**PROBLEM REQUIREMENTS:** Below is a listing; write it out exactly and drop any images from it.

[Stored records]
---
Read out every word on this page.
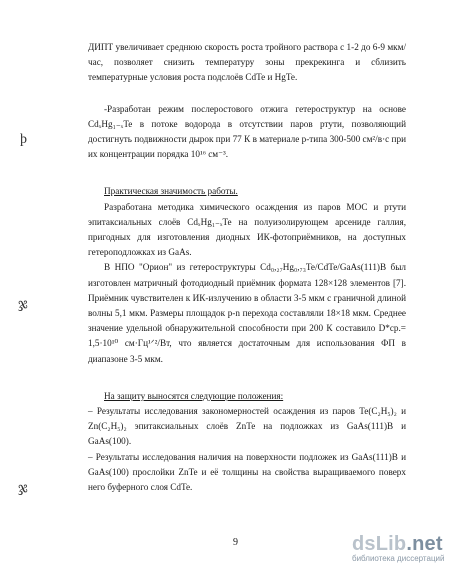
ДИПТ увеличивает среднюю скорость роста тройного раствора с 1-2 до 6-9 мкм/час, позволяет снизить температуру зоны прекрекинга и сблизить температурные условия роста подслоёв CdTe и HgTe.

-Разработан режим послеростового отжига гетероструктур на основе CdₓHg₁₋ₓTe в потоке водорода в отсутствии паров ртути, позволяющий достигнуть подвижности дырок при 77 К в материале р-типа 300-500 см²/в·с при их концентрации порядка 10¹⁶ см⁻³.

Практическая значимость работы.

Разработана методика химического осаждения из паров МОС и ртути эпитаксиальных слоёв CdₓHg₁₋ₓTe на полуизолирующем арсениде галлия, пригодных для изготовления диодных ИК-фотоприёмников, на доступных гетероподложках из GaAs.

В НПО "Орион" из гетероструктуры Cd₀,₂₇Hg₀,₇₃Te/CdTe/GaAs(111)B был изготовлен матричный фотодиодный приёмник формата 128×128 элементов [7]. Приёмник чувствителен к ИК-излучению в области 3-5 мкм с граничной длиной волны 5,1 мкм. Размеры площадок p-n перехода составляли 18×18 мкм. Среднее значение удельной обнаружительной способности при 200 К составило D*ср.= 1,5·10¹⁰ см·Гц¹ᐟ²/Вт, что является достаточным для использования ФП в диапазоне 3-5 мкм.

На защиту выносятся следующие положения:

– Результаты исследования закономерностей осаждения из паров Te(C₂H₅)₂ и Zn(C₂H₅)₂ эпитаксиальных слоёв ZnTe на подложках из GaAs(111)B и GaAs(100).

– Результаты исследования наличия на поверхности подложек из GaAs(111)B и GaAs(100) прослойки ZnTe и её толщины на свойства выращиваемого поверх него буферного слоя CdTe.

ϸ
ჯ
ჯ
9	dsLib.net
библиотека диссертаций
---
**EXPECTED OUTPUT:**
Read out every word on this page.
ДИПТ увеличивает среднюю скорость роста тройного раствора с 1-2 до 6-9 мкм/час, позволяет снизить температуру зоны прекрекинга и сблизить температурные условия роста подслоёв CdTe и HgTe.

-Разработан режим послеростового отжига гетероструктур на основе CdₓHg₁₋ₓTe в потоке водорода в отсутствии паров ртути, позволяющий достигнуть подвижности дырок при 77 К в материале р-типа 300-500 см²/в·с при их концентрации порядка 10¹⁶ см⁻³.

Практическая значимость работы.

Разработана методика химического осаждения из паров МОС и ртути эпитаксиальных слоёв CdₓHg₁₋ₓTe на полуизолирующем арсениде галлия, пригодных для изготовления диодных ИК-фотоприёмников, на доступных гетероподложках из GaAs.

В НПО "Орион" из гетероструктуры Cd₀,₂₇Hg₀,₇₃Te/CdTe/GaAs(111)B был изготовлен матричный фотодиодный приёмник формата 128×128 элементов [7]. Приёмник чувствителен к ИК-излучению в области 3-5 мкм с граничной длиной волны 5,1 мкм. Размеры площадок p-n перехода составляли 18×18 мкм. Среднее значение удельной обнаружительной способности при 200 К составило D*ср.= 1,5·10¹⁰ см·Гц¹ᐟ²/Вт, что является достаточным для использования ФП в диапазоне 3-5 мкм.

На защиту выносятся следующие положения:

– Результаты исследования закономерностей осаждения из паров Te(C₂H₅)₂ и Zn(C₂H₅)₂ эпитаксиальных слоёв ZnTe на подложках из GaAs(111)B и GaAs(100).

– Результаты исследования наличия на поверхности подложек из GaAs(111)B и GaAs(100) прослойки ZnTe и её толщины на свойства выращиваемого поверх него буферного слоя CdTe.

ϸ
ჯ
ჯ
9	dsLib.net
библиотека диссертаций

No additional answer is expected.